| WRITTEN PROBLEM |
Keep the pictures out of the copy and repeat the records exactly.

>> START

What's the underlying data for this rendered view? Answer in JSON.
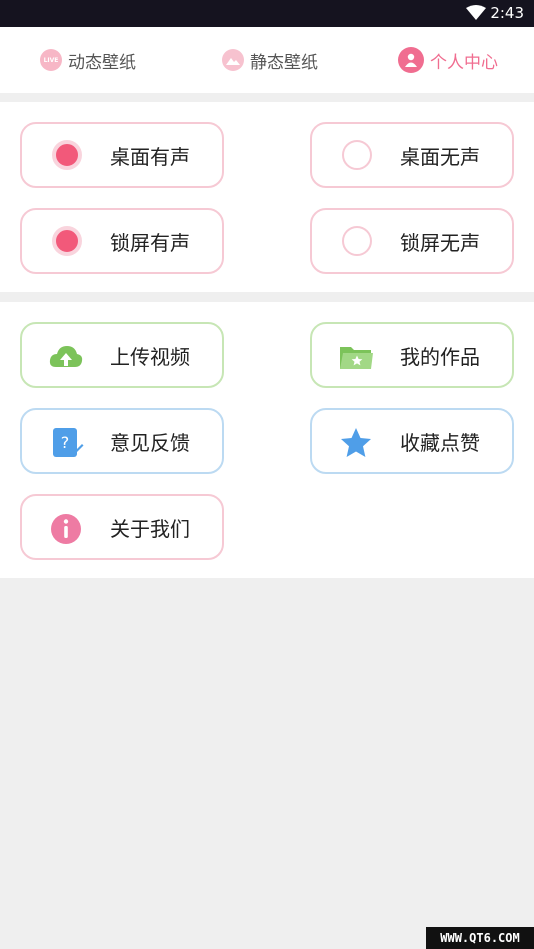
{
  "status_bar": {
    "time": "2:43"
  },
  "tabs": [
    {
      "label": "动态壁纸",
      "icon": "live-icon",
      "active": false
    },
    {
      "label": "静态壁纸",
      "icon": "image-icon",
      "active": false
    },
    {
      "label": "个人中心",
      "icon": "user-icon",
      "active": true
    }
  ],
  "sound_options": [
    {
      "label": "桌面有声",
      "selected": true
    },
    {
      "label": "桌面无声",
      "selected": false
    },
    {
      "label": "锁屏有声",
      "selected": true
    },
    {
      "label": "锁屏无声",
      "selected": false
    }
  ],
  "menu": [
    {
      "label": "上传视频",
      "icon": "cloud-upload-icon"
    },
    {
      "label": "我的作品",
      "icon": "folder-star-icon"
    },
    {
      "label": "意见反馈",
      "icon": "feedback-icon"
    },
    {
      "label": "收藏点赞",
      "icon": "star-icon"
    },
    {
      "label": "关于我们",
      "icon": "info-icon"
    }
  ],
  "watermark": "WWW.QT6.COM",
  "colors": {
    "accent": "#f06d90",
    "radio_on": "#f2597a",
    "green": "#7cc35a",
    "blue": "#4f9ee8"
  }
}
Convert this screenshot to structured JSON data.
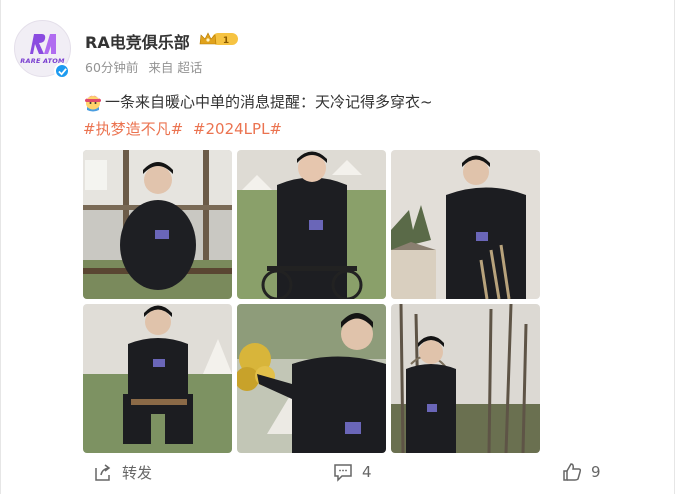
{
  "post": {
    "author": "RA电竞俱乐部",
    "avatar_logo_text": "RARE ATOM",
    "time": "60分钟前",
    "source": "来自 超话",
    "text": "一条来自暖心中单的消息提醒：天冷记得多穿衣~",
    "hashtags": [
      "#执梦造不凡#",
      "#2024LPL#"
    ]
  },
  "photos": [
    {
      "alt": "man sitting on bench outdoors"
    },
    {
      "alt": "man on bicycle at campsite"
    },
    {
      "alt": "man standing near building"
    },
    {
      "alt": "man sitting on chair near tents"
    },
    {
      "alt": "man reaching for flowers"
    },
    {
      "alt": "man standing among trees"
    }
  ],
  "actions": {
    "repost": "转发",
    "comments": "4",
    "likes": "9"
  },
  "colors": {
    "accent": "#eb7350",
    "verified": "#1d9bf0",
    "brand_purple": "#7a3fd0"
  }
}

>> END

| WORKED ANSWER |
What's the underlying data for this rendered view? Answer in JSON.
{
  "status_bar": {
    "time": "2:43"
  },
  "tabs": [
    {
      "label": "动态壁纸",
      "icon": "live-icon",
      "active": false
    },
    {
      "label": "静态壁纸",
      "icon": "image-icon",
      "active": false
    },
    {
      "label": "个人中心",
      "icon": "user-icon",
      "active": true
    }
  ],
  "sound_options": [
    {
      "label": "桌面有声",
      "selected": true
    },
    {
      "label": "桌面无声",
      "selected": false
    },
    {
      "label": "锁屏有声",
      "selected": true
    },
    {
      "label": "锁屏无声",
      "selected": false
    }
  ],
  "menu": [
    {
      "label": "上传视频",
      "icon": "cloud-upload-icon"
    },
    {
      "label": "我的作品",
      "icon": "folder-star-icon"
    },
    {
      "label": "意见反馈",
      "icon": "feedback-icon"
    },
    {
      "label": "收藏点赞",
      "icon": "star-icon"
    },
    {
      "label": "关于我们",
      "icon": "info-icon"
    }
  ],
  "watermark": "WWW.QT6.COM",
  "colors": {
    "accent": "#f06d90",
    "radio_on": "#f2597a",
    "green": "#7cc35a",
    "blue": "#4f9ee8"
  }
}
Convert this screenshot to structured JSON data.
{
  "post": {
    "author": "RA电竞俱乐部",
    "avatar_logo_text": "RARE ATOM",
    "time": "60分钟前",
    "source": "来自 超话",
    "text": "一条来自暖心中单的消息提醒：天冷记得多穿衣~",
    "hashtags": [
      "#执梦造不凡#",
      "#2024LPL#"
    ]
  },
  "photos": [
    {
      "alt": "man sitting on bench outdoors"
    },
    {
      "alt": "man on bicycle at campsite"
    },
    {
      "alt": "man standing near building"
    },
    {
      "alt": "man sitting on chair near tents"
    },
    {
      "alt": "man reaching for flowers"
    },
    {
      "alt": "man standing among trees"
    }
  ],
  "actions": {
    "repost": "转发",
    "comments": "4",
    "likes": "9"
  },
  "colors": {
    "accent": "#eb7350",
    "verified": "#1d9bf0",
    "brand_purple": "#7a3fd0"
  }
}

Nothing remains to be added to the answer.